Stored data entries
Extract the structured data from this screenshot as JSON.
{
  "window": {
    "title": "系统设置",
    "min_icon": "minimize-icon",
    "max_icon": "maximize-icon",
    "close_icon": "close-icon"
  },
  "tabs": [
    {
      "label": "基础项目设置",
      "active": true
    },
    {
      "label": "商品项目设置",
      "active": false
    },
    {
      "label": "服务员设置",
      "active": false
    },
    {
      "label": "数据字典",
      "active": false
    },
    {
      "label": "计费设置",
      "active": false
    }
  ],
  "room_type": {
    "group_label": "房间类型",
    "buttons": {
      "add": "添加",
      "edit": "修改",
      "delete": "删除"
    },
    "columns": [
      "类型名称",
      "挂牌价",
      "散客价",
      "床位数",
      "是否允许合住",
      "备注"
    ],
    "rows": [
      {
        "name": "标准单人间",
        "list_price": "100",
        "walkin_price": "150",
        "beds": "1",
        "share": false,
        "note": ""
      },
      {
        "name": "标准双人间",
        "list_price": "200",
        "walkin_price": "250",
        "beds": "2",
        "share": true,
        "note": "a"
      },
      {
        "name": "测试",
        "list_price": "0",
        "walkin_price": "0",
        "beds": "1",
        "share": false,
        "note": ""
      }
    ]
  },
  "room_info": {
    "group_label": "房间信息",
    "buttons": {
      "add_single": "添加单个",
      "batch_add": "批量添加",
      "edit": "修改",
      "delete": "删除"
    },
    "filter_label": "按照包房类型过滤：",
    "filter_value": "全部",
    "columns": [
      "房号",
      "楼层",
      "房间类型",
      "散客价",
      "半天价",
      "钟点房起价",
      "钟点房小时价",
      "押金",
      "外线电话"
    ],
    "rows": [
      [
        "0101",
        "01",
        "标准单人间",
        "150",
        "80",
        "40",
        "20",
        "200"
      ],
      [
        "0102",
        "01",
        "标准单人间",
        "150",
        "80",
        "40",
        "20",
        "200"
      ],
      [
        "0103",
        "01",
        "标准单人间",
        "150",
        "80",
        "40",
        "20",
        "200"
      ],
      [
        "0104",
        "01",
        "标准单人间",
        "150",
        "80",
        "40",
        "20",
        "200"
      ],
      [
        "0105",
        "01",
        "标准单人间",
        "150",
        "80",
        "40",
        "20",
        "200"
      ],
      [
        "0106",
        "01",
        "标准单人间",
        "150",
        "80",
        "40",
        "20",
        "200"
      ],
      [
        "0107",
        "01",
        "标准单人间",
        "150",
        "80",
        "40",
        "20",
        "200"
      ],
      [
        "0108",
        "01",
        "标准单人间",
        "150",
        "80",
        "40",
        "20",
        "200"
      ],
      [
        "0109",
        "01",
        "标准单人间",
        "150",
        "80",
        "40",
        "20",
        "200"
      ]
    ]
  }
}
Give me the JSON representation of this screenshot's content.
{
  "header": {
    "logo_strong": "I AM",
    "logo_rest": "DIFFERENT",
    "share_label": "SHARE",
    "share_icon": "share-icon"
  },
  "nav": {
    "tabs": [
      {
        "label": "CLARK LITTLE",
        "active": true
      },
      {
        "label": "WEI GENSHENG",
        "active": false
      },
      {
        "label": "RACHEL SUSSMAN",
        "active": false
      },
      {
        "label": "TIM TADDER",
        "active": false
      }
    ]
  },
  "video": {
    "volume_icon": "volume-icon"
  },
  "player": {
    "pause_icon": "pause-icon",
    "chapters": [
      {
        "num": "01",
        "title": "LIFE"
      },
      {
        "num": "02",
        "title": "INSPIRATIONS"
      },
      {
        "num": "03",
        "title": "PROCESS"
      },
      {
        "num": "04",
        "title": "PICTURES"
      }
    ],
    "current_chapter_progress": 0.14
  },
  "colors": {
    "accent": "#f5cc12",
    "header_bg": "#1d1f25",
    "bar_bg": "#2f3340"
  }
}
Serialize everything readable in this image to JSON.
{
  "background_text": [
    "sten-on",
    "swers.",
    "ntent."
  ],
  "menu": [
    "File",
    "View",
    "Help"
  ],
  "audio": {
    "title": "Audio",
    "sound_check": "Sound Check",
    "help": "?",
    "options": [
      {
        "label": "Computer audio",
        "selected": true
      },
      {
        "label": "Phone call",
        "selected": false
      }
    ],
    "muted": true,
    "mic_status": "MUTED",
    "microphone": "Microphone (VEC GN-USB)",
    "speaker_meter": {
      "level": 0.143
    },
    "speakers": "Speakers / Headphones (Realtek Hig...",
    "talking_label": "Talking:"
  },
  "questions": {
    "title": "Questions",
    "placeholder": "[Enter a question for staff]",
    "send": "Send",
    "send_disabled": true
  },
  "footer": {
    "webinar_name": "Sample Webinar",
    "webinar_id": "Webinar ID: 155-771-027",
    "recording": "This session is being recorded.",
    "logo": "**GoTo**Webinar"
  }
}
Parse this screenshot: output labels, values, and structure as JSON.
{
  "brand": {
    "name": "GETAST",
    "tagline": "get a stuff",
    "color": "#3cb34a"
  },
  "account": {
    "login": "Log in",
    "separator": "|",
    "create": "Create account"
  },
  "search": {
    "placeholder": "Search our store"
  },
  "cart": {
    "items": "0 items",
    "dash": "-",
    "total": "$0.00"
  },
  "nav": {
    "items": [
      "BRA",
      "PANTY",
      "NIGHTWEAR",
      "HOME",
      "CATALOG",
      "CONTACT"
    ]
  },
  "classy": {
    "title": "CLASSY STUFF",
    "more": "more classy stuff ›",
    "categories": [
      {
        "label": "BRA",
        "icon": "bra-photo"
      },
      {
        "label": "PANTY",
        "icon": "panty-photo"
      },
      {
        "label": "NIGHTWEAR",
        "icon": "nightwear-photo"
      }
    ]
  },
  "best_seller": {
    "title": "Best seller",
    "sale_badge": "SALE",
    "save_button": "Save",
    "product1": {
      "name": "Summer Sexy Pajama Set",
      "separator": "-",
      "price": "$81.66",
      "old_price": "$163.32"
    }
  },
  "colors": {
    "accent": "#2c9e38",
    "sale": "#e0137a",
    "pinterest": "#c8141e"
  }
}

DESCRIPTION OF THE TASK. Your task is to print the whole listing again exactly.

TASK ANSWER.
Extract the structured data from this screenshot as JSON.
{
  "window": {
    "title": "系统设置",
    "min_icon": "minimize-icon",
    "max_icon": "maximize-icon",
    "close_icon": "close-icon"
  },
  "tabs": [
    {
      "label": "基础项目设置",
      "active": true
    },
    {
      "label": "商品项目设置",
      "active": false
    },
    {
      "label": "服务员设置",
      "active": false
    },
    {
      "label": "数据字典",
      "active": false
    },
    {
      "label": "计费设置",
      "active": false
    }
  ],
  "room_type": {
    "group_label": "房间类型",
    "buttons": {
      "add": "添加",
      "edit": "修改",
      "delete": "删除"
    },
    "columns": [
      "类型名称",
      "挂牌价",
      "散客价",
      "床位数",
      "是否允许合住",
      "备注"
    ],
    "rows": [
      {
        "name": "标准单人间",
        "list_price": "100",
        "walkin_price": "150",
        "beds": "1",
        "share": false,
        "note": ""
      },
      {
        "name": "标准双人间",
        "list_price": "200",
        "walkin_price": "250",
        "beds": "2",
        "share": true,
        "note": "a"
      },
      {
        "name": "测试",
        "list_price": "0",
        "walkin_price": "0",
        "beds": "1",
        "share": false,
        "note": ""
      }
    ]
  },
  "room_info": {
    "group_label": "房间信息",
    "buttons": {
      "add_single": "添加单个",
      "batch_add": "批量添加",
      "edit": "修改",
      "delete": "删除"
    },
    "filter_label": "按照包房类型过滤：",
    "filter_value": "全部",
    "columns": [
      "房号",
      "楼层",
      "房间类型",
      "散客价",
      "半天价",
      "钟点房起价",
      "钟点房小时价",
      "押金",
      "外线电话"
    ],
    "rows": [
      [
        "0101",
        "01",
        "标准单人间",
        "150",
        "80",
        "40",
        "20",
        "200"
      ],
      [
        "0102",
        "01",
        "标准单人间",
        "150",
        "80",
        "40",
        "20",
        "200"
      ],
      [
        "0103",
        "01",
        "标准单人间",
        "150",
        "80",
        "40",
        "20",
        "200"
      ],
      [
        "0104",
        "01",
        "标准单人间",
        "150",
        "80",
        "40",
        "20",
        "200"
      ],
      [
        "0105",
        "01",
        "标准单人间",
        "150",
        "80",
        "40",
        "20",
        "200"
      ],
      [
        "0106",
        "01",
        "标准单人间",
        "150",
        "80",
        "40",
        "20",
        "200"
      ],
      [
        "0107",
        "01",
        "标准单人间",
        "150",
        "80",
        "40",
        "20",
        "200"
      ],
      [
        "0108",
        "01",
        "标准单人间",
        "150",
        "80",
        "40",
        "20",
        "200"
      ],
      [
        "0109",
        "01",
        "标准单人间",
        "150",
        "80",
        "40",
        "20",
        "200"
      ]
    ]
  }
}
Give me the JSON representation of this screenshot's content.
{
  "header": {
    "logo_strong": "I AM",
    "logo_rest": "DIFFERENT",
    "share_label": "SHARE",
    "share_icon": "share-icon"
  },
  "nav": {
    "tabs": [
      {
        "label": "CLARK LITTLE",
        "active": true
      },
      {
        "label": "WEI GENSHENG",
        "active": false
      },
      {
        "label": "RACHEL SUSSMAN",
        "active": false
      },
      {
        "label": "TIM TADDER",
        "active": false
      }
    ]
  },
  "video": {
    "volume_icon": "volume-icon"
  },
  "player": {
    "pause_icon": "pause-icon",
    "chapters": [
      {
        "num": "01",
        "title": "LIFE"
      },
      {
        "num": "02",
        "title": "INSPIRATIONS"
      },
      {
        "num": "03",
        "title": "PROCESS"
      },
      {
        "num": "04",
        "title": "PICTURES"
      }
    ],
    "current_chapter_progress": 0.14
  },
  "colors": {
    "accent": "#f5cc12",
    "header_bg": "#1d1f25",
    "bar_bg": "#2f3340"
  }
}
Serialize everything readable in this image to JSON.
{
  "background_text": [
    "sten-on",
    "swers.",
    "ntent."
  ],
  "menu": [
    "File",
    "View",
    "Help"
  ],
  "audio": {
    "title": "Audio",
    "sound_check": "Sound Check",
    "help": "?",
    "options": [
      {
        "label": "Computer audio",
        "selected": true
      },
      {
        "label": "Phone call",
        "selected": false
      }
    ],
    "muted": true,
    "mic_status": "MUTED",
    "microphone": "Microphone (VEC GN-USB)",
    "speaker_meter": {
      "level": 0.143
    },
    "speakers": "Speakers / Headphones (Realtek Hig...",
    "talking_label": "Talking:"
  },
  "questions": {
    "title": "Questions",
    "placeholder": "[Enter a question for staff]",
    "send": "Send",
    "send_disabled": true
  },
  "footer": {
    "webinar_name": "Sample Webinar",
    "webinar_id": "Webinar ID: 155-771-027",
    "recording": "This session is being recorded.",
    "logo": "**GoTo**Webinar"
  }
}
Parse this screenshot: output labels, values, and structure as JSON.
{
  "brand": {
    "name": "GETAST",
    "tagline": "get a stuff",
    "color": "#3cb34a"
  },
  "account": {
    "login": "Log in",
    "separator": "|",
    "create": "Create account"
  },
  "search": {
    "placeholder": "Search our store"
  },
  "cart": {
    "items": "0 items",
    "dash": "-",
    "total": "$0.00"
  },
  "nav": {
    "items": [
      "BRA",
      "PANTY",
      "NIGHTWEAR",
      "HOME",
      "CATALOG",
      "CONTACT"
    ]
  },
  "classy": {
    "title": "CLASSY STUFF",
    "more": "more classy stuff ›",
    "categories": [
      {
        "label": "BRA",
        "icon": "bra-photo"
      },
      {
        "label": "PANTY",
        "icon": "panty-photo"
      },
      {
        "label": "NIGHTWEAR",
        "icon": "nightwear-photo"
      }
    ]
  },
  "best_seller": {
    "title": "Best seller",
    "sale_badge": "SALE",
    "save_button": "Save",
    "product1": {
      "name": "Summer Sexy Pajama Set",
      "separator": "-",
      "price": "$81.66",
      "old_price": "$163.32"
    }
  },
  "colors": {
    "accent": "#2c9e38",
    "sale": "#e0137a",
    "pinterest": "#c8141e"
  }
}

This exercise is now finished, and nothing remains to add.